== Exercise objective ==
Return each line of the material verbatim.

== Record extracts ==
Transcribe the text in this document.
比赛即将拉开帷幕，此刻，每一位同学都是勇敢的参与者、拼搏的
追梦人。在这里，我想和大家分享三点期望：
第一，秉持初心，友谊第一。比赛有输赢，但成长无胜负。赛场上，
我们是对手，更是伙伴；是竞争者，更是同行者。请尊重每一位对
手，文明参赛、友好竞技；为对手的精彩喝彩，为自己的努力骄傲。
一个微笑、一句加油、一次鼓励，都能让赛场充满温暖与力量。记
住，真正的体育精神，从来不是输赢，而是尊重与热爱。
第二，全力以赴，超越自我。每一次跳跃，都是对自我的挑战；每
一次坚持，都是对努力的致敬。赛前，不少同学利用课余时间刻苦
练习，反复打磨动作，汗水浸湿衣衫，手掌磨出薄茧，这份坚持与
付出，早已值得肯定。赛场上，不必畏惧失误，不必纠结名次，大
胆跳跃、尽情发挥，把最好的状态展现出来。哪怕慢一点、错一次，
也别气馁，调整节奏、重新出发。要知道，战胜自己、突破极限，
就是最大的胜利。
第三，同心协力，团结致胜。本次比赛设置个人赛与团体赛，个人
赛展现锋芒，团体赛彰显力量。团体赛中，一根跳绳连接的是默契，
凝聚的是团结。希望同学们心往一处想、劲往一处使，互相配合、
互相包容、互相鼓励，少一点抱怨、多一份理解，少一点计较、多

== Task answer ==
Transcribe the text in this document.
比赛即将拉开帷幕，此刻，每一位同学都是勇敢的参与者、拼搏的
追梦人。在这里，我想和大家分享三点期望：
第一，秉持初心，友谊第一。比赛有输赢，但成长无胜负。赛场上，
我们是对手，更是伙伴；是竞争者，更是同行者。请尊重每一位对
手，文明参赛、友好竞技；为对手的精彩喝彩，为自己的努力骄傲。
一个微笑、一句加油、一次鼓励，都能让赛场充满温暖与力量。记
住，真正的体育精神，从来不是输赢，而是尊重与热爱。
第二，全力以赴，超越自我。每一次跳跃，都是对自我的挑战；每
一次坚持，都是对努力的致敬。赛前，不少同学利用课余时间刻苦
练习，反复打磨动作，汗水浸湿衣衫，手掌磨出薄茧，这份坚持与
付出，早已值得肯定。赛场上，不必畏惧失误，不必纠结名次，大
胆跳跃、尽情发挥，把最好的状态展现出来。哪怕慢一点、错一次，
也别气馁，调整节奏、重新出发。要知道，战胜自己、突破极限，
就是最大的胜利。
第三，同心协力，团结致胜。本次比赛设置个人赛与团体赛，个人
赛展现锋芒，团体赛彰显力量。团体赛中，一根跳绳连接的是默契，
凝聚的是团结。希望同学们心往一处想、劲往一处使，互相配合、
互相包容、互相鼓励，少一点抱怨、多一份理解，少一点计较、多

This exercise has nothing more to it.